- **EXERCISE BRIEF**
Repeat the records verbatim, from their first line up to and including the line containing "- legend-label: PLUSIINAE: [153, 127, 228, 143]".

Layout annotation records

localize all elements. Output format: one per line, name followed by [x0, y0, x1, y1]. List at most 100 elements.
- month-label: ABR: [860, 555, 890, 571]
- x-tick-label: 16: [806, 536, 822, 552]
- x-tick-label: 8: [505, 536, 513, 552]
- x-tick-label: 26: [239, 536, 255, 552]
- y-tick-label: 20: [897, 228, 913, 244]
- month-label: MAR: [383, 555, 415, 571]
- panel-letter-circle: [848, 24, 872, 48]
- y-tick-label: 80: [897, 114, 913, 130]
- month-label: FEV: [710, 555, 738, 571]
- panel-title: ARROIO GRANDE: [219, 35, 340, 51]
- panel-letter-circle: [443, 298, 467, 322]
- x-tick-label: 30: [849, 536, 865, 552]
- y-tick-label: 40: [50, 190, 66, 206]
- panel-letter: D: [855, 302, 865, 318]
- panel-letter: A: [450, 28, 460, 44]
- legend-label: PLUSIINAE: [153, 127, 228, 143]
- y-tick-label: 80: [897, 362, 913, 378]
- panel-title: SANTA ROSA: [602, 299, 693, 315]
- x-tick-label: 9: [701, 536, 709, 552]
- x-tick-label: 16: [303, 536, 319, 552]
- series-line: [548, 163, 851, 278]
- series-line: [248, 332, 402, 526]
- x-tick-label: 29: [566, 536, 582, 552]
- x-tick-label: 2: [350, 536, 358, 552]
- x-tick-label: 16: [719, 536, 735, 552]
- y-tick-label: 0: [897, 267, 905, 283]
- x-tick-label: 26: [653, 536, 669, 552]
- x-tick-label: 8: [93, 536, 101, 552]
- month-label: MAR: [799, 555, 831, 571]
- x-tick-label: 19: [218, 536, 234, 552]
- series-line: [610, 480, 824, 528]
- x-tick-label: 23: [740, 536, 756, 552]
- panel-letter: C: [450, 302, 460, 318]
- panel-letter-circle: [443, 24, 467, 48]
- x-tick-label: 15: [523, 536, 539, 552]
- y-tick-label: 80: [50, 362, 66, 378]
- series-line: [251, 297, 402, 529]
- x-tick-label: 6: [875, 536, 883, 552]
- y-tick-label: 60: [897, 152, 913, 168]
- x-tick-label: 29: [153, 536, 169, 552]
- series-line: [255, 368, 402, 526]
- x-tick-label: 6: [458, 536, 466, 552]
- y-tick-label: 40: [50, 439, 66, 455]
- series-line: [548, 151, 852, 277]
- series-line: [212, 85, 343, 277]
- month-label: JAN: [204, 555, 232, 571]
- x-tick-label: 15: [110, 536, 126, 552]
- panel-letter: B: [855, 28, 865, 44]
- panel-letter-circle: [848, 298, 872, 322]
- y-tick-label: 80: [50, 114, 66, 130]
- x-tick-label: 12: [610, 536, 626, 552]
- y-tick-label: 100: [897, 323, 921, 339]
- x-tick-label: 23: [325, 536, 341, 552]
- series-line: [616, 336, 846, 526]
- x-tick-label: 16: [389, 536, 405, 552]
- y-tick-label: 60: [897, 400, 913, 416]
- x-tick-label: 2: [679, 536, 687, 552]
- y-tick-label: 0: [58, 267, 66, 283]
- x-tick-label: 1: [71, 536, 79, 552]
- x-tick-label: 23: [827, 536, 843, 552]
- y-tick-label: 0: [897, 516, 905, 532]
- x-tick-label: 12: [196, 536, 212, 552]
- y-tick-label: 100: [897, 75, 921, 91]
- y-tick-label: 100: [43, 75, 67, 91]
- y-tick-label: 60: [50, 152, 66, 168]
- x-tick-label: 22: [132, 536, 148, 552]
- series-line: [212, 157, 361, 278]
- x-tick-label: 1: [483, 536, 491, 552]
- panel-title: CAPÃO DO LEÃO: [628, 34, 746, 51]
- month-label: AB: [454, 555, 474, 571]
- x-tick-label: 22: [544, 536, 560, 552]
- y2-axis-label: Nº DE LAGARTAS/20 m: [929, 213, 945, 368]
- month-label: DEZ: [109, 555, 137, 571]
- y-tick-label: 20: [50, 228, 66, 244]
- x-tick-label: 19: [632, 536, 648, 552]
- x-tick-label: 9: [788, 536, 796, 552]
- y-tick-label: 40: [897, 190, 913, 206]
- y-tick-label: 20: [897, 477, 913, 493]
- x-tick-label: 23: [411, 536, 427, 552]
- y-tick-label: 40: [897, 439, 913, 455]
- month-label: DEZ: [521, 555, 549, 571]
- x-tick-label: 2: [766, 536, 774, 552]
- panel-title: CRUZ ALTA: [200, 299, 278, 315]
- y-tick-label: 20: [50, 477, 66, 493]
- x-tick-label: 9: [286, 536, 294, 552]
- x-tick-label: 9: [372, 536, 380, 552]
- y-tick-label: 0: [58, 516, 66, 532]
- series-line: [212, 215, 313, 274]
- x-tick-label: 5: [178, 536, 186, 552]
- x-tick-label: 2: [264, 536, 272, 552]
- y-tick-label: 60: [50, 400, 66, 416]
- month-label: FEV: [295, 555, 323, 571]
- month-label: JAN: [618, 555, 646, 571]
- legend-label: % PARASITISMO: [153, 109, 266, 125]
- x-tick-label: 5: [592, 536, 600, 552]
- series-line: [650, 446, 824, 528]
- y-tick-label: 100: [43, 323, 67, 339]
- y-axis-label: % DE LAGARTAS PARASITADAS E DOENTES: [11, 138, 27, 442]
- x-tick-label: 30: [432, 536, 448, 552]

- **EXPECTED OUTPUT**
localize all elements. Output format: one per line, name followed by [x0, y0, x1, y1]. List at most 100 elements.
- month-label: ABR: [860, 555, 890, 571]
- x-tick-label: 16: [806, 536, 822, 552]
- x-tick-label: 8: [505, 536, 513, 552]
- x-tick-label: 26: [239, 536, 255, 552]
- y-tick-label: 20: [897, 228, 913, 244]
- month-label: MAR: [383, 555, 415, 571]
- panel-letter-circle: [848, 24, 872, 48]
- y-tick-label: 80: [897, 114, 913, 130]
- month-label: FEV: [710, 555, 738, 571]
- panel-title: ARROIO GRANDE: [219, 35, 340, 51]
- panel-letter-circle: [443, 298, 467, 322]
- x-tick-label: 30: [849, 536, 865, 552]
- y-tick-label: 40: [50, 190, 66, 206]
- panel-letter: D: [855, 302, 865, 318]
- panel-letter: A: [450, 28, 460, 44]
- legend-label: PLUSIINAE: [153, 127, 228, 143]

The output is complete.